— begin Items —

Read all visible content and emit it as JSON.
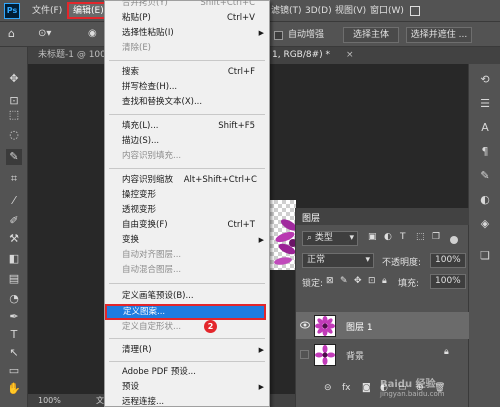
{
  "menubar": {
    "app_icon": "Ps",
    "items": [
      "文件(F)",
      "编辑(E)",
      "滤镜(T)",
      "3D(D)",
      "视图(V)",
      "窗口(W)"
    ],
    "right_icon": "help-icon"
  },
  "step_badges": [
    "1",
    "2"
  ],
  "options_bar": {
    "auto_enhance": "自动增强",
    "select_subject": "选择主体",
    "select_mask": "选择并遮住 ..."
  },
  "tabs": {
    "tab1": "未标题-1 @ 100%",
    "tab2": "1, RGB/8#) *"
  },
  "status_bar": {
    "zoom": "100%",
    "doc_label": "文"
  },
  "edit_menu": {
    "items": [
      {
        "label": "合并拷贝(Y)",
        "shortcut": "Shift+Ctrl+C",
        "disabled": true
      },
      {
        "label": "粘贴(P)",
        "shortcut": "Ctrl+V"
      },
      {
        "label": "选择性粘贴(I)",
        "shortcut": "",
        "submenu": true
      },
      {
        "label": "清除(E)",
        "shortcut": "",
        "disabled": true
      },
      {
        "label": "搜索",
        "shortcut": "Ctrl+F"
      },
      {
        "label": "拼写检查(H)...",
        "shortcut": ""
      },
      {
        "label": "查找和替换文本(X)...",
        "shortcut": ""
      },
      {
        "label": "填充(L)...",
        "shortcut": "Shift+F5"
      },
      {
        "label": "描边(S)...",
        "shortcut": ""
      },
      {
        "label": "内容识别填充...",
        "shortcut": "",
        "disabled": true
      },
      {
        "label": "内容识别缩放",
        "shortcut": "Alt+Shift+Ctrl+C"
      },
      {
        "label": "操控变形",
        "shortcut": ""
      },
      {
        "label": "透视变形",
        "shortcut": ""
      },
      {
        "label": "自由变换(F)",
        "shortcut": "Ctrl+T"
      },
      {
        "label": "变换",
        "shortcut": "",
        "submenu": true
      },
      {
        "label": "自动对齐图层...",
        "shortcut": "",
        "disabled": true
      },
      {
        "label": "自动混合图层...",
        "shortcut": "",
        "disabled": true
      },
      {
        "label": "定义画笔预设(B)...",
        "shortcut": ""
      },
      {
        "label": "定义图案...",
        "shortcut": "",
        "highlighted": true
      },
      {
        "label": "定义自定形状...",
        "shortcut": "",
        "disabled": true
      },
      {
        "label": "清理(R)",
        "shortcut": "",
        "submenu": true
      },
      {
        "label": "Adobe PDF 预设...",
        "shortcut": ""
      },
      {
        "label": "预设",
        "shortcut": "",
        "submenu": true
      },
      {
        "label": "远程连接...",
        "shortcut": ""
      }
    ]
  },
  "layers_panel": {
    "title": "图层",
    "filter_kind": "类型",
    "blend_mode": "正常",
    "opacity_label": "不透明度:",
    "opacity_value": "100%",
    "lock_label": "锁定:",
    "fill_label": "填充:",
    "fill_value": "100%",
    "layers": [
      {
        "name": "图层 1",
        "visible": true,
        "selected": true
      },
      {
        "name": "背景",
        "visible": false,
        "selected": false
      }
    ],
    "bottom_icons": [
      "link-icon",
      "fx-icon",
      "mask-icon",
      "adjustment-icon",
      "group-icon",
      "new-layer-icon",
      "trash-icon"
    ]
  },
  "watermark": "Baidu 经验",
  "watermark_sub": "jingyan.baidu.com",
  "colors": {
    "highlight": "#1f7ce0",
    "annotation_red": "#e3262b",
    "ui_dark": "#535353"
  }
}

— end Items —

Copy the listing exactly. Any image in it stays out of the copy.

Correct output —
Read all visible content and emit it as JSON.
{
  "menubar": {
    "app_icon": "Ps",
    "items": [
      "文件(F)",
      "编辑(E)",
      "滤镜(T)",
      "3D(D)",
      "视图(V)",
      "窗口(W)"
    ],
    "right_icon": "help-icon"
  },
  "step_badges": [
    "1",
    "2"
  ],
  "options_bar": {
    "auto_enhance": "自动增强",
    "select_subject": "选择主体",
    "select_mask": "选择并遮住 ..."
  },
  "tabs": {
    "tab1": "未标题-1 @ 100%",
    "tab2": "1, RGB/8#) *"
  },
  "status_bar": {
    "zoom": "100%",
    "doc_label": "文"
  },
  "edit_menu": {
    "items": [
      {
        "label": "合并拷贝(Y)",
        "shortcut": "Shift+Ctrl+C",
        "disabled": true
      },
      {
        "label": "粘贴(P)",
        "shortcut": "Ctrl+V"
      },
      {
        "label": "选择性粘贴(I)",
        "shortcut": "",
        "submenu": true
      },
      {
        "label": "清除(E)",
        "shortcut": "",
        "disabled": true
      },
      {
        "label": "搜索",
        "shortcut": "Ctrl+F"
      },
      {
        "label": "拼写检查(H)...",
        "shortcut": ""
      },
      {
        "label": "查找和替换文本(X)...",
        "shortcut": ""
      },
      {
        "label": "填充(L)...",
        "shortcut": "Shift+F5"
      },
      {
        "label": "描边(S)...",
        "shortcut": ""
      },
      {
        "label": "内容识别填充...",
        "shortcut": "",
        "disabled": true
      },
      {
        "label": "内容识别缩放",
        "shortcut": "Alt+Shift+Ctrl+C"
      },
      {
        "label": "操控变形",
        "shortcut": ""
      },
      {
        "label": "透视变形",
        "shortcut": ""
      },
      {
        "label": "自由变换(F)",
        "shortcut": "Ctrl+T"
      },
      {
        "label": "变换",
        "shortcut": "",
        "submenu": true
      },
      {
        "label": "自动对齐图层...",
        "shortcut": "",
        "disabled": true
      },
      {
        "label": "自动混合图层...",
        "shortcut": "",
        "disabled": true
      },
      {
        "label": "定义画笔预设(B)...",
        "shortcut": ""
      },
      {
        "label": "定义图案...",
        "shortcut": "",
        "highlighted": true
      },
      {
        "label": "定义自定形状...",
        "shortcut": "",
        "disabled": true
      },
      {
        "label": "清理(R)",
        "shortcut": "",
        "submenu": true
      },
      {
        "label": "Adobe PDF 预设...",
        "shortcut": ""
      },
      {
        "label": "预设",
        "shortcut": "",
        "submenu": true
      },
      {
        "label": "远程连接...",
        "shortcut": ""
      }
    ]
  },
  "layers_panel": {
    "title": "图层",
    "filter_kind": "类型",
    "blend_mode": "正常",
    "opacity_label": "不透明度:",
    "opacity_value": "100%",
    "lock_label": "锁定:",
    "fill_label": "填充:",
    "fill_value": "100%",
    "layers": [
      {
        "name": "图层 1",
        "visible": true,
        "selected": true
      },
      {
        "name": "背景",
        "visible": false,
        "selected": false
      }
    ],
    "bottom_icons": [
      "link-icon",
      "fx-icon",
      "mask-icon",
      "adjustment-icon",
      "group-icon",
      "new-layer-icon",
      "trash-icon"
    ]
  },
  "watermark": "Baidu 经验",
  "watermark_sub": "jingyan.baidu.com",
  "colors": {
    "highlight": "#1f7ce0",
    "annotation_red": "#e3262b",
    "ui_dark": "#535353"
  }
}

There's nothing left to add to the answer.